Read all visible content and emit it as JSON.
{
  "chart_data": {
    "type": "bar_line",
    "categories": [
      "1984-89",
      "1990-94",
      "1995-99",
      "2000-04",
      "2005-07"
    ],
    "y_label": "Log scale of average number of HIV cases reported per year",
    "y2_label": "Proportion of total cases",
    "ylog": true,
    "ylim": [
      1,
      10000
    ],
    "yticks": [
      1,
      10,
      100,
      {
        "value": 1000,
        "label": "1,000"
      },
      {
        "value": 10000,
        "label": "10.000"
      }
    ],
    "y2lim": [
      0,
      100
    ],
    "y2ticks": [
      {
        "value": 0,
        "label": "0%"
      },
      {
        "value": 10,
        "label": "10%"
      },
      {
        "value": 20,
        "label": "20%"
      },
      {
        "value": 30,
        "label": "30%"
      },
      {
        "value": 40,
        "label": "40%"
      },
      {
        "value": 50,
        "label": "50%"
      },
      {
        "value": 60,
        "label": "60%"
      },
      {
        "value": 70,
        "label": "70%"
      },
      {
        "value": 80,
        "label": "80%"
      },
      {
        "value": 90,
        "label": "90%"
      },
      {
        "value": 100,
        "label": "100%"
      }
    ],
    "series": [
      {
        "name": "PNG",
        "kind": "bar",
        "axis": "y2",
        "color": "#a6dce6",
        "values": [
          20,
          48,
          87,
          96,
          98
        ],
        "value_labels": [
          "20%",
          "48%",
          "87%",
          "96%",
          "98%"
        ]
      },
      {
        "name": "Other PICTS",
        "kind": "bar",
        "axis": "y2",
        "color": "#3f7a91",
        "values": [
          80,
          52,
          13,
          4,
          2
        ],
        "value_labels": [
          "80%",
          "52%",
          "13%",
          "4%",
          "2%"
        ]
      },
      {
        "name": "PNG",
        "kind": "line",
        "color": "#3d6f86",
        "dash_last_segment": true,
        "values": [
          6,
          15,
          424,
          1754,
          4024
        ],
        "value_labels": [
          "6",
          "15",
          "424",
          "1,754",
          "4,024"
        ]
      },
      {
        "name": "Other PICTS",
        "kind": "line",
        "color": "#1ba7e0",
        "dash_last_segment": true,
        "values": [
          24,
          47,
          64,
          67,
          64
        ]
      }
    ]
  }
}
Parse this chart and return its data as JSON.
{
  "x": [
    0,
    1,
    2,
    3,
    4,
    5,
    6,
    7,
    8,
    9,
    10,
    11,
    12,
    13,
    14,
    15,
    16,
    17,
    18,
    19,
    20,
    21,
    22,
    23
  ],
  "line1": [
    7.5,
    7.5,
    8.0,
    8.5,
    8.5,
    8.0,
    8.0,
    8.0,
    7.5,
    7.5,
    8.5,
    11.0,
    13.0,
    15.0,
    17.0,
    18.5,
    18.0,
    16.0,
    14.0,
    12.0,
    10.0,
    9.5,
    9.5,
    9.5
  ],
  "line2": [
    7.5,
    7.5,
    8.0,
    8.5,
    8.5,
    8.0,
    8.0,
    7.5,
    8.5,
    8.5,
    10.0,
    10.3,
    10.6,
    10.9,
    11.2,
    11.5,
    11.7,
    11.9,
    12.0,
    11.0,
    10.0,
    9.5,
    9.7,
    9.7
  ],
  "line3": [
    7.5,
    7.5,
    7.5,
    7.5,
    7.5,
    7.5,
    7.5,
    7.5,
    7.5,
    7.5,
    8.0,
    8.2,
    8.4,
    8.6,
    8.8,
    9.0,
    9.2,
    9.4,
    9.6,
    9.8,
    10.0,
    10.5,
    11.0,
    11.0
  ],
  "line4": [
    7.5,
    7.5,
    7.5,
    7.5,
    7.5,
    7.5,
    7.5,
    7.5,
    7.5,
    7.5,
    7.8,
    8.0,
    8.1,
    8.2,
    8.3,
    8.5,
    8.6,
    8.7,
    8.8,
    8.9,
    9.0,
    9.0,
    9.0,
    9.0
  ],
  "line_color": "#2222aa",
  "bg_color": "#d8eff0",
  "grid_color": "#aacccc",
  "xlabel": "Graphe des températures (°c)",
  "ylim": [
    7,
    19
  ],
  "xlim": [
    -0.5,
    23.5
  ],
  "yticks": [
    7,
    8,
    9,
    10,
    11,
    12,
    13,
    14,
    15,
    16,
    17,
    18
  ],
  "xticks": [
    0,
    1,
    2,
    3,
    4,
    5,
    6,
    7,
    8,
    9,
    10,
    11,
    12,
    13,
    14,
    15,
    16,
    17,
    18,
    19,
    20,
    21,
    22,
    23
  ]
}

_ _ _

**YOUR GOAL**
Copy every line in the listing above where the string "JSON" turns up.

**CORRECT ANSWER**
Read all visible content and emit it as JSON.
Parse this chart and return its data as JSON.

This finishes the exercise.